--- Begin Data for this task ---

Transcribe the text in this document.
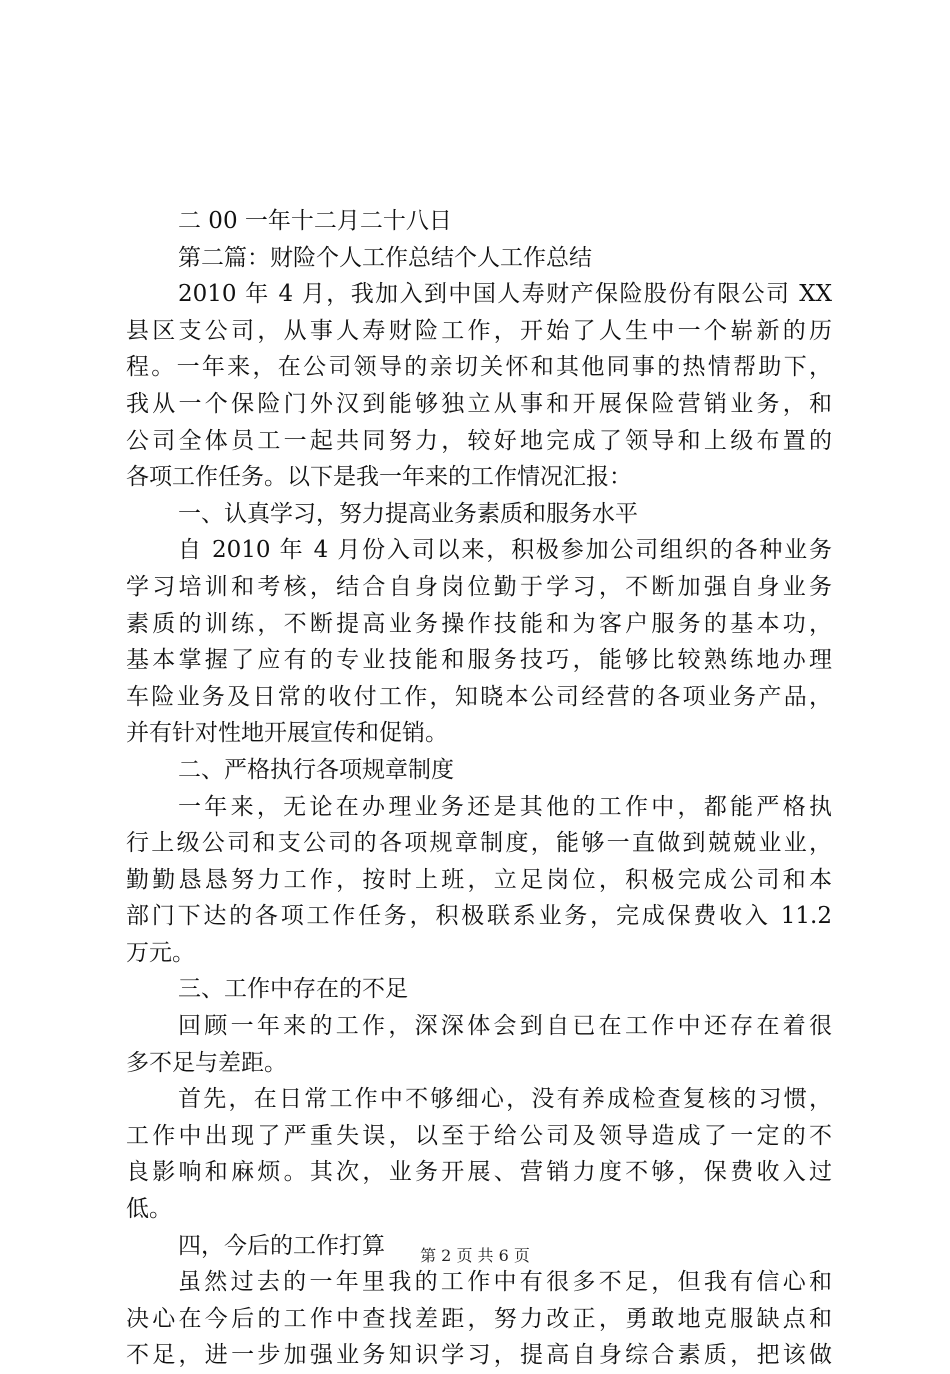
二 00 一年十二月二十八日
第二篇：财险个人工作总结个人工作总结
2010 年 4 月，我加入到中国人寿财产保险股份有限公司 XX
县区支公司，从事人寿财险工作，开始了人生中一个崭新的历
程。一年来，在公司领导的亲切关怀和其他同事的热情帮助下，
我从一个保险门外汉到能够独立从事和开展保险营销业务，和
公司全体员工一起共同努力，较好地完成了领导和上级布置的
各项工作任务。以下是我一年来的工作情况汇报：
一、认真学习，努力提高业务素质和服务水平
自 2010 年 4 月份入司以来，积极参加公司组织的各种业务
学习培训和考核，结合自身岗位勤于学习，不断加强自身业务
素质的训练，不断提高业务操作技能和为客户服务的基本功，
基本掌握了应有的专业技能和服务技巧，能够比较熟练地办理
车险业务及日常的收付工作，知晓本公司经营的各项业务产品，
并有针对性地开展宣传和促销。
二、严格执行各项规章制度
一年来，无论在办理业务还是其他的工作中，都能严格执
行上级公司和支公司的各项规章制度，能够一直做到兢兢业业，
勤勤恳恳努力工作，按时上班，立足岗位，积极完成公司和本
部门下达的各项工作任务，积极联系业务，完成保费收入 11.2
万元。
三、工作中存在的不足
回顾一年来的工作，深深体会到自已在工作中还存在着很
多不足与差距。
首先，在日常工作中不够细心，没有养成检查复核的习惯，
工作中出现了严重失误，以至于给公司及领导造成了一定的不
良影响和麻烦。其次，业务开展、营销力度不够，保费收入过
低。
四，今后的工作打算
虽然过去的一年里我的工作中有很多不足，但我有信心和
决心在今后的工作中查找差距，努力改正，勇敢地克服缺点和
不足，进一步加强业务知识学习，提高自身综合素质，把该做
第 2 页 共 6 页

--- End Data for this task ---

- **Objective**: Retype the listing exactly. Pictures do not belong in the copy.

- **Response for this exercise**:
Transcribe the text in this document.
二 00 一年十二月二十八日
第二篇：财险个人工作总结个人工作总结
2010 年 4 月，我加入到中国人寿财产保险股份有限公司 XX
县区支公司，从事人寿财险工作，开始了人生中一个崭新的历
程。一年来，在公司领导的亲切关怀和其他同事的热情帮助下，
我从一个保险门外汉到能够独立从事和开展保险营销业务，和
公司全体员工一起共同努力，较好地完成了领导和上级布置的
各项工作任务。以下是我一年来的工作情况汇报：
一、认真学习，努力提高业务素质和服务水平
自 2010 年 4 月份入司以来，积极参加公司组织的各种业务
学习培训和考核，结合自身岗位勤于学习，不断加强自身业务
素质的训练，不断提高业务操作技能和为客户服务的基本功，
基本掌握了应有的专业技能和服务技巧，能够比较熟练地办理
车险业务及日常的收付工作，知晓本公司经营的各项业务产品，
并有针对性地开展宣传和促销。
二、严格执行各项规章制度
一年来，无论在办理业务还是其他的工作中，都能严格执
行上级公司和支公司的各项规章制度，能够一直做到兢兢业业，
勤勤恳恳努力工作，按时上班，立足岗位，积极完成公司和本
部门下达的各项工作任务，积极联系业务，完成保费收入 11.2
万元。
三、工作中存在的不足
回顾一年来的工作，深深体会到自已在工作中还存在着很
多不足与差距。
首先，在日常工作中不够细心，没有养成检查复核的习惯，
工作中出现了严重失误，以至于给公司及领导造成了一定的不
良影响和麻烦。其次，业务开展、营销力度不够，保费收入过
低。
四，今后的工作打算
虽然过去的一年里我的工作中有很多不足，但我有信心和
决心在今后的工作中查找差距，努力改正，勇敢地克服缺点和
不足，进一步加强业务知识学习，提高自身综合素质，把该做
第 2 页 共 6 页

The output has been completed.